### PASSAGE GIVEN ###

Distinguishing titles is a tricky punctuation kind of thing for students. After reviewing the rules for capitalizing titles, I usually give kids a guideline for formatting titles. I don’t know what to do with every type of title, but I have a rule for the major ones we come across in most school situations.
Big things are underlined; little things have quotations marks around them.
Think about a basic chapter book. The name of the whole book will be underlined (a big thing), but the chapter titles within the book will be identified inside quotation marks (a little thing). The name of a newspaper is underlined (big thing), and the name of an article within the newspaper (little thing) is in quotes.
If students can remember this tip, they can usually take a stab at marking titles correctly in their writing. Different English language and editing resources have different guidelines, so the important thing is to be consistent with whatever style you choose to use. For school-aged kids, it is best just to give a “rule” that they will follow while in the classroom. When the students go to high school or college, they can consult a current style guide, which will probably have changed multiple times by then anyway.
Should be Underlined
- Chapter books (Charlotte’s Web)
- Name of a poetry anthology or a poem that is the length of a book (Where the Sidewalk Ends, The Odyssey)
- Newspaper names (New York Times)
- Plays and movie names (The Lion King)
Should be in Quotes
- Name of a chapter within a book (“Wilbur”)

###

▶ SHORT TASK 1
In the passage on formatting titles, how should the name of an article within a newspaper be marked?
▶ SHORT TASK 2
Continue the passage on formatting titles from where it stops.

### DATA PROVIDED ###

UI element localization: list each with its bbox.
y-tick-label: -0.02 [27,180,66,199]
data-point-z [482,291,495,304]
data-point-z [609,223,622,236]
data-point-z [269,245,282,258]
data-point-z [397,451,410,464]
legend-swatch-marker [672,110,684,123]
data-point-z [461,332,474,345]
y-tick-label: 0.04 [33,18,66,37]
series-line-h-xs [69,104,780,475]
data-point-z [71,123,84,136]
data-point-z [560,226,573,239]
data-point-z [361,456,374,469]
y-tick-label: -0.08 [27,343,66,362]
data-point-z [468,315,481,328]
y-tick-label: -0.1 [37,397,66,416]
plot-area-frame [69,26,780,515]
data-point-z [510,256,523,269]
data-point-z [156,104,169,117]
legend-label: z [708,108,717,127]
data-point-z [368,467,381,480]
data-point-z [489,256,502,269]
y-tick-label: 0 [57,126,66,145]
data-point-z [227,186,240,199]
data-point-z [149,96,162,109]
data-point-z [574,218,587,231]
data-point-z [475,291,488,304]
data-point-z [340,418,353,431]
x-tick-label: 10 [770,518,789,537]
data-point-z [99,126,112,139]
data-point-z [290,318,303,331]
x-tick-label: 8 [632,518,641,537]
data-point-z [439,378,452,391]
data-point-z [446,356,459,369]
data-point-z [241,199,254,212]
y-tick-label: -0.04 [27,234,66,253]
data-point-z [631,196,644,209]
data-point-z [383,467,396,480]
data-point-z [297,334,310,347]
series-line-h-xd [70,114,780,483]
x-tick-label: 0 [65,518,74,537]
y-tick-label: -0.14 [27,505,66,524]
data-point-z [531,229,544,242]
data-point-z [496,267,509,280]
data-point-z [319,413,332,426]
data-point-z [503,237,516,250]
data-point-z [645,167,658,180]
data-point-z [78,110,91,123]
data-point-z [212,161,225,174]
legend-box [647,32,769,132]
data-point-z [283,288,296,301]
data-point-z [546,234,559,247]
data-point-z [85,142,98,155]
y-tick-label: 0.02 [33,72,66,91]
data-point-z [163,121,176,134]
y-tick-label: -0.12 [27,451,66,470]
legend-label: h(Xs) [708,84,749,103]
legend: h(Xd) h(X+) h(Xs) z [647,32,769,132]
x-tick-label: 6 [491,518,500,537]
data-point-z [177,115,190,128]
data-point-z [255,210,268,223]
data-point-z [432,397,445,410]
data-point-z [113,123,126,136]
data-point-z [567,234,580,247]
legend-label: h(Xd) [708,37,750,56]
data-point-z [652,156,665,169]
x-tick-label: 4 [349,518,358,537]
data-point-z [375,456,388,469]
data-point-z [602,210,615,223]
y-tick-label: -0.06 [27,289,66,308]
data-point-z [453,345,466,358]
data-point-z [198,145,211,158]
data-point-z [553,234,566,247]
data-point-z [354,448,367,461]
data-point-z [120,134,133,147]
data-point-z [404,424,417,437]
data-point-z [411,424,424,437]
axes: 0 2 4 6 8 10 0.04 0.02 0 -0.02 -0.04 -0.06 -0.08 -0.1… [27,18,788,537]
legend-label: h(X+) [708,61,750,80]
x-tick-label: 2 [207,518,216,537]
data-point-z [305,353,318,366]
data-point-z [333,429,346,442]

###

▶ REPLY 1
It should be placed in quotation marks.

▶ REPLY 2
- Picture book (“Brave Bitsy and the Bear”)
- Poem name (“Fog”)
- Individual newspaper article (“Light Earthquake Felt in Anchorage”)
- Song title (“Second Hand News”)
There is one final option. If you are using a computer for your writing assignment– italicize every title. According to most editing sources, titles can be italicized whether it is a big or small document. Word processing eliminates the need to remember the difference between underlining and using quotation marks. Since I am old school, I would still probably have students know the difference between titles… and maybe even handwrite them… in cursive. Do you have a policy for marking titles? Please share.
Click Writing Titles for a copy of the notes for your classroom or refrigerator at home.
I always quote or italicize. 🙂
Interesting– even bigger works go in quotes (if you are handwriting)?
Yes, I only underline for emphasis because It’s hard to bold words when you handwrite. 🙂
Students never get this no matter how it’s explained. I wonder why that is?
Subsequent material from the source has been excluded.